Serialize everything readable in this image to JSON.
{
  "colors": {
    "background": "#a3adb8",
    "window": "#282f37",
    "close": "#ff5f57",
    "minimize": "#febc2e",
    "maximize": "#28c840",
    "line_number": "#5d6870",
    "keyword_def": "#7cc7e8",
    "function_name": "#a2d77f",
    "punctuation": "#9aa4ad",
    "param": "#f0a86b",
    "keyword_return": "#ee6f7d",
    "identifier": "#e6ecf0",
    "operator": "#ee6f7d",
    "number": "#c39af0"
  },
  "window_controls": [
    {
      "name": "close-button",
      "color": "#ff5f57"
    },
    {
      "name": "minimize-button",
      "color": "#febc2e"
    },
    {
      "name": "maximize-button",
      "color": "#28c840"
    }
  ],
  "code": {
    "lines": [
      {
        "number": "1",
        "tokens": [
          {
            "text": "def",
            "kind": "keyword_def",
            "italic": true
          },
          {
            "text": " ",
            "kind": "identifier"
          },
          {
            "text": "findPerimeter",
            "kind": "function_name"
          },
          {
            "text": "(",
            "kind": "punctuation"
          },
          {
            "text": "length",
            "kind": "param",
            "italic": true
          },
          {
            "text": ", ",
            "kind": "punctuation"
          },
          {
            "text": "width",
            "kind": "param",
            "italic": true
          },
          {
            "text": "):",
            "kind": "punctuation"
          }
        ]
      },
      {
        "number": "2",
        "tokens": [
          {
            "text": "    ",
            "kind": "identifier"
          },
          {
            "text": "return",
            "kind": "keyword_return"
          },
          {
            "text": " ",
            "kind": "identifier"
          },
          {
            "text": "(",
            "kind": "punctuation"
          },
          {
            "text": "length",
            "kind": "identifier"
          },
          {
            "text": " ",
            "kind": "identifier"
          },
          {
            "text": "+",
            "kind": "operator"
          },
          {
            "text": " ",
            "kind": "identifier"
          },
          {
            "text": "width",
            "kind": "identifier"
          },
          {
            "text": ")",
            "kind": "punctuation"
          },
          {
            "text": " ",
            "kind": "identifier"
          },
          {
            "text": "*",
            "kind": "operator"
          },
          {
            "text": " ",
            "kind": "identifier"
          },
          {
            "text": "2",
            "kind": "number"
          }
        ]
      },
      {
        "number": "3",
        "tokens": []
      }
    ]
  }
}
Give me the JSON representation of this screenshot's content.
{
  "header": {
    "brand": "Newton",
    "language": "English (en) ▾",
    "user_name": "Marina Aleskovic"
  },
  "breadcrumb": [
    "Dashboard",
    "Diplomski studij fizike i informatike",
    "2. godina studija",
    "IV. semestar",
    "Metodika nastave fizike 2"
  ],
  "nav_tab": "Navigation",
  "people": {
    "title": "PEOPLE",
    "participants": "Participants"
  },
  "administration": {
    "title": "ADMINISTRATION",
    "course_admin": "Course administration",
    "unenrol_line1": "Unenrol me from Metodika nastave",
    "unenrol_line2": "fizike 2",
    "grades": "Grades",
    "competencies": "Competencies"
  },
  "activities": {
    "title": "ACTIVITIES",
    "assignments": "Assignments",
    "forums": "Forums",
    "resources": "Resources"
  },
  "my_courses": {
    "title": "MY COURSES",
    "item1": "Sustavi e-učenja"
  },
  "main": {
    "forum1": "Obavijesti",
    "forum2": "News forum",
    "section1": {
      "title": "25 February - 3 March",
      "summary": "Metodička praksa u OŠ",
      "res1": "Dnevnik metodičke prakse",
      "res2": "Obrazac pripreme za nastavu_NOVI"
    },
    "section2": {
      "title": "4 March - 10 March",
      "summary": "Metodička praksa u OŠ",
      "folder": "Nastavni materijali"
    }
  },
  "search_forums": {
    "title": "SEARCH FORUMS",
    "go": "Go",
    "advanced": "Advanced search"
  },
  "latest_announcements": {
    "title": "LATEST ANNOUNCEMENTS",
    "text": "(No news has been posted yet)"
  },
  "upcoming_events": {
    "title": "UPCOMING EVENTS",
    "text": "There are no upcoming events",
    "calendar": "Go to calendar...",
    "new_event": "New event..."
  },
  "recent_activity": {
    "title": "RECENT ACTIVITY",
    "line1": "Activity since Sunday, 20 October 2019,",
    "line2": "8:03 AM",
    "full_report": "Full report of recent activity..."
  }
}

→ Exercise task: Choose all lines containing the string "title" and copy them out.

→ The reply:
    "title": "PEOPLE",
    "title": "ADMINISTRATION",
    "title": "ACTIVITIES",
    "title": "MY COURSES",
      "title": "25 February - 3 March",
      "title": "4 March - 10 March",
    "title": "SEARCH FORUMS",
    "title": "LATEST ANNOUNCEMENTS",
    "title": "UPCOMING EVENTS",
    "title": "RECENT ACTIVITY",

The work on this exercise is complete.